'''
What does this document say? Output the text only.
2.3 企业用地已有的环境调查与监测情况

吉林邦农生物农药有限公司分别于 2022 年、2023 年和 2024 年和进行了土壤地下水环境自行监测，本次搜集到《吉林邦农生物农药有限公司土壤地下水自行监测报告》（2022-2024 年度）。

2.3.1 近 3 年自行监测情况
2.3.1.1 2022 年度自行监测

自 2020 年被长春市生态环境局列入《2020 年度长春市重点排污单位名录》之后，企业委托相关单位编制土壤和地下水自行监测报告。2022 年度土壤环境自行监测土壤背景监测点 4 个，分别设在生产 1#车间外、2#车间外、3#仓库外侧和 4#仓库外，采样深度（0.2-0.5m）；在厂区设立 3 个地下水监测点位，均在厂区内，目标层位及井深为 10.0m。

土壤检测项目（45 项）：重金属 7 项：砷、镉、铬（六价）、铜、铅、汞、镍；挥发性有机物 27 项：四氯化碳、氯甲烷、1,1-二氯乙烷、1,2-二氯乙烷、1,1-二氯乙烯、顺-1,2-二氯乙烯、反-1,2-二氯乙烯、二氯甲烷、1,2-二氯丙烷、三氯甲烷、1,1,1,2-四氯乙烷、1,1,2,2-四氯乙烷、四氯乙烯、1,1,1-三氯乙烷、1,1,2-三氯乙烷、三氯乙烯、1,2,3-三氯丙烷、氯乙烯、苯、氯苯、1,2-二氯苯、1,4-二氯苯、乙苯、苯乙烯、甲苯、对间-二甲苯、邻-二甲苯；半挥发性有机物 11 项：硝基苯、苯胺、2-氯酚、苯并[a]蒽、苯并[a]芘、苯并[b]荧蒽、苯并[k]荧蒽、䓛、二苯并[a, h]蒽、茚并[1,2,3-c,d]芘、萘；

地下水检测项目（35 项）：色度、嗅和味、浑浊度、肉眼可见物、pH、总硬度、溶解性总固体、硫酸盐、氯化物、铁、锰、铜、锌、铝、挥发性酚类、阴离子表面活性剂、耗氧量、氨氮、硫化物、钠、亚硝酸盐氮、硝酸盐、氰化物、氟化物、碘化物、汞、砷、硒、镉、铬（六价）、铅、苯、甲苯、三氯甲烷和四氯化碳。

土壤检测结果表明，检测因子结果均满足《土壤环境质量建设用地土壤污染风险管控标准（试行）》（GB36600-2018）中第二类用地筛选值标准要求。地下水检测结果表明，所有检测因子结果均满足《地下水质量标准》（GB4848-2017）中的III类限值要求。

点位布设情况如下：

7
'''
What is needed
The lines above should be duplicated exactly.

Output of the exercise
What does this document say? Output the text only.
2.3 企业用地已有的环境调查与监测情况

吉林邦农生物农药有限公司分别于 2022 年、2023 年和 2024 年和进行了土壤地下水环境自行监测，本次搜集到《吉林邦农生物农药有限公司土壤地下水自行监测报告》（2022-2024 年度）。

2.3.1 近 3 年自行监测情况
2.3.1.1 2022 年度自行监测

自 2020 年被长春市生态环境局列入《2020 年度长春市重点排污单位名录》之后，企业委托相关单位编制土壤和地下水自行监测报告。2022 年度土壤环境自行监测土壤背景监测点 4 个，分别设在生产 1#车间外、2#车间外、3#仓库外侧和 4#仓库外，采样深度（0.2-0.5m）；在厂区设立 3 个地下水监测点位，均在厂区内，目标层位及井深为 10.0m。

土壤检测项目（45 项）：重金属 7 项：砷、镉、铬（六价）、铜、铅、汞、镍；挥发性有机物 27 项：四氯化碳、氯甲烷、1,1-二氯乙烷、1,2-二氯乙烷、1,1-二氯乙烯、顺-1,2-二氯乙烯、反-1,2-二氯乙烯、二氯甲烷、1,2-二氯丙烷、三氯甲烷、1,1,1,2-四氯乙烷、1,1,2,2-四氯乙烷、四氯乙烯、1,1,1-三氯乙烷、1,1,2-三氯乙烷、三氯乙烯、1,2,3-三氯丙烷、氯乙烯、苯、氯苯、1,2-二氯苯、1,4-二氯苯、乙苯、苯乙烯、甲苯、对间-二甲苯、邻-二甲苯；半挥发性有机物 11 项：硝基苯、苯胺、2-氯酚、苯并[a]蒽、苯并[a]芘、苯并[b]荧蒽、苯并[k]荧蒽、䓛、二苯并[a, h]蒽、茚并[1,2,3-c,d]芘、萘；

地下水检测项目（35 项）：色度、嗅和味、浑浊度、肉眼可见物、pH、总硬度、溶解性总固体、硫酸盐、氯化物、铁、锰、铜、锌、铝、挥发性酚类、阴离子表面活性剂、耗氧量、氨氮、硫化物、钠、亚硝酸盐氮、硝酸盐、氰化物、氟化物、碘化物、汞、砷、硒、镉、铬（六价）、铅、苯、甲苯、三氯甲烷和四氯化碳。

土壤检测结果表明，检测因子结果均满足《土壤环境质量建设用地土壤污染风险管控标准（试行）》（GB36600-2018）中第二类用地筛选值标准要求。地下水检测结果表明，所有检测因子结果均满足《地下水质量标准》（GB4848-2017）中的III类限值要求。

点位布设情况如下：

7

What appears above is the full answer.